*Dataset records*
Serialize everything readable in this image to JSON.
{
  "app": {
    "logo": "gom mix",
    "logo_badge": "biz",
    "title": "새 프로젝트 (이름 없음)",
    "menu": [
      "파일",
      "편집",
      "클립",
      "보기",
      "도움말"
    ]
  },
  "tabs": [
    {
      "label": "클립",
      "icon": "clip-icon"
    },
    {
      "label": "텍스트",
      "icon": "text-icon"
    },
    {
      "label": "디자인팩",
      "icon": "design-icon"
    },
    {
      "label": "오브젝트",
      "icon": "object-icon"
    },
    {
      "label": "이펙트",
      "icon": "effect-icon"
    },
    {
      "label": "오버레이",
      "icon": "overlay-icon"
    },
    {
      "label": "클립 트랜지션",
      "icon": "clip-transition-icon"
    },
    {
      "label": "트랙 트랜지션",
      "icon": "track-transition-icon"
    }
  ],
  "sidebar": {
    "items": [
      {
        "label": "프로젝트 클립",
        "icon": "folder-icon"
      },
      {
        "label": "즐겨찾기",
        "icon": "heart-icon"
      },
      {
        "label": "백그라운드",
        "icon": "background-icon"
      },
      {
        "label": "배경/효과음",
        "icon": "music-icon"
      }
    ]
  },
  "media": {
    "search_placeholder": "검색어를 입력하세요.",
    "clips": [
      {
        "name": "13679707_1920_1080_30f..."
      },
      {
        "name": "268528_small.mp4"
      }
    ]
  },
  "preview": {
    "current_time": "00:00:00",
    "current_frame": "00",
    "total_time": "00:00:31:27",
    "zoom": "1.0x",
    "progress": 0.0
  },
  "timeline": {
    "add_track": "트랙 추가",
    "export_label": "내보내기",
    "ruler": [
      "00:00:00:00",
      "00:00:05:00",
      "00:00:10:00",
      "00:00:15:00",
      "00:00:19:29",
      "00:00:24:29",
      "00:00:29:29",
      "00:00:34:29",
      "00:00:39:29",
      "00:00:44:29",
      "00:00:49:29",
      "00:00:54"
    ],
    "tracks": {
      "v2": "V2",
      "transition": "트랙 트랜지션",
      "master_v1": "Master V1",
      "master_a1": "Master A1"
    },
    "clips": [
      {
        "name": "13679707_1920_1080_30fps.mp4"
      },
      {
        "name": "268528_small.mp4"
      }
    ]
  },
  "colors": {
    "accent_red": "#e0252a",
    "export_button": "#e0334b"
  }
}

*Exercise aim*
Retype every entry above, word for word.

*Output*
Serialize everything readable in this image to JSON.
{
  "app": {
    "logo": "gom mix",
    "logo_badge": "biz",
    "title": "새 프로젝트 (이름 없음)",
    "menu": [
      "파일",
      "편집",
      "클립",
      "보기",
      "도움말"
    ]
  },
  "tabs": [
    {
      "label": "클립",
      "icon": "clip-icon"
    },
    {
      "label": "텍스트",
      "icon": "text-icon"
    },
    {
      "label": "디자인팩",
      "icon": "design-icon"
    },
    {
      "label": "오브젝트",
      "icon": "object-icon"
    },
    {
      "label": "이펙트",
      "icon": "effect-icon"
    },
    {
      "label": "오버레이",
      "icon": "overlay-icon"
    },
    {
      "label": "클립 트랜지션",
      "icon": "clip-transition-icon"
    },
    {
      "label": "트랙 트랜지션",
      "icon": "track-transition-icon"
    }
  ],
  "sidebar": {
    "items": [
      {
        "label": "프로젝트 클립",
        "icon": "folder-icon"
      },
      {
        "label": "즐겨찾기",
        "icon": "heart-icon"
      },
      {
        "label": "백그라운드",
        "icon": "background-icon"
      },
      {
        "label": "배경/효과음",
        "icon": "music-icon"
      }
    ]
  },
  "media": {
    "search_placeholder": "검색어를 입력하세요.",
    "clips": [
      {
        "name": "13679707_1920_1080_30f..."
      },
      {
        "name": "268528_small.mp4"
      }
    ]
  },
  "preview": {
    "current_time": "00:00:00",
    "current_frame": "00",
    "total_time": "00:00:31:27",
    "zoom": "1.0x",
    "progress": 0.0
  },
  "timeline": {
    "add_track": "트랙 추가",
    "export_label": "내보내기",
    "ruler": [
      "00:00:00:00",
      "00:00:05:00",
      "00:00:10:00",
      "00:00:15:00",
      "00:00:19:29",
      "00:00:24:29",
      "00:00:29:29",
      "00:00:34:29",
      "00:00:39:29",
      "00:00:44:29",
      "00:00:49:29",
      "00:00:54"
    ],
    "tracks": {
      "v2": "V2",
      "transition": "트랙 트랜지션",
      "master_v1": "Master V1",
      "master_a1": "Master A1"
    },
    "clips": [
      {
        "name": "13679707_1920_1080_30fps.mp4"
      },
      {
        "name": "268528_small.mp4"
      }
    ]
  },
  "colors": {
    "accent_red": "#e0252a",
    "export_button": "#e0334b"
  }
}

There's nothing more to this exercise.